* **GIVEN TASK**: Extract each line of the material that follows exactly and omit its pictures.

* **DATA EXCERPTS**:
========
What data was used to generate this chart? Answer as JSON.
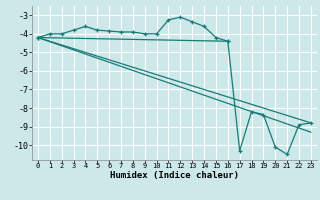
{
  "xlabel": "Humidex (Indice chaleur)",
  "ylabel": "",
  "bg_color": "#cce8e8",
  "grid_color": "#ffffff",
  "line_color": "#1a7a7a",
  "marker": "+",
  "xlim": [
    -0.5,
    23.5
  ],
  "ylim": [
    -10.8,
    -2.5
  ],
  "xticks": [
    0,
    1,
    2,
    3,
    4,
    5,
    6,
    7,
    8,
    9,
    10,
    11,
    12,
    13,
    14,
    15,
    16,
    17,
    18,
    19,
    20,
    21,
    22,
    23
  ],
  "yticks": [
    -10,
    -9,
    -8,
    -7,
    -6,
    -5,
    -4,
    -3
  ],
  "line1_x": [
    0,
    1,
    2,
    3,
    4,
    5,
    6,
    7,
    8,
    9,
    10,
    11,
    12,
    13,
    14,
    15,
    16
  ],
  "line1_y": [
    -4.2,
    -4.0,
    -4.0,
    -3.8,
    -3.6,
    -3.8,
    -3.85,
    -3.9,
    -3.9,
    -4.0,
    -4.0,
    -3.25,
    -3.1,
    -3.35,
    -3.6,
    -4.2,
    -4.4
  ],
  "line2_x": [
    0,
    16,
    17,
    18,
    19,
    20,
    21,
    22,
    23
  ],
  "line2_y": [
    -4.2,
    -4.4,
    -10.3,
    -8.2,
    -8.35,
    -10.1,
    -10.5,
    -8.9,
    -8.8
  ],
  "line3_x": [
    0,
    23
  ],
  "line3_y": [
    -4.2,
    -8.8
  ],
  "line4_x": [
    0,
    23
  ],
  "line4_y": [
    -4.2,
    -9.3
  ]
}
========
* **EXERCISE OUTPUT**:
What data was used to generate this chart? Answer as JSON.
{
  "xlabel": "Humidex (Indice chaleur)",
  "ylabel": "",
  "bg_color": "#cce8e8",
  "grid_color": "#ffffff",
  "line_color": "#1a7a7a",
  "marker": "+",
  "xlim": [
    -0.5,
    23.5
  ],
  "ylim": [
    -10.8,
    -2.5
  ],
  "xticks": [
    0,
    1,
    2,
    3,
    4,
    5,
    6,
    7,
    8,
    9,
    10,
    11,
    12,
    13,
    14,
    15,
    16,
    17,
    18,
    19,
    20,
    21,
    22,
    23
  ],
  "yticks": [
    -10,
    -9,
    -8,
    -7,
    -6,
    -5,
    -4,
    -3
  ],
  "line1_x": [
    0,
    1,
    2,
    3,
    4,
    5,
    6,
    7,
    8,
    9,
    10,
    11,
    12,
    13,
    14,
    15,
    16
  ],
  "line1_y": [
    -4.2,
    -4.0,
    -4.0,
    -3.8,
    -3.6,
    -3.8,
    -3.85,
    -3.9,
    -3.9,
    -4.0,
    -4.0,
    -3.25,
    -3.1,
    -3.35,
    -3.6,
    -4.2,
    -4.4
  ],
  "line2_x": [
    0,
    16,
    17,
    18,
    19,
    20,
    21,
    22,
    23
  ],
  "line2_y": [
    -4.2,
    -4.4,
    -10.3,
    -8.2,
    -8.35,
    -10.1,
    -10.5,
    -8.9,
    -8.8
  ],
  "line3_x": [
    0,
    23
  ],
  "line3_y": [
    -4.2,
    -8.8
  ],
  "line4_x": [
    0,
    23
  ],
  "line4_y": [
    -4.2,
    -9.3
  ]
}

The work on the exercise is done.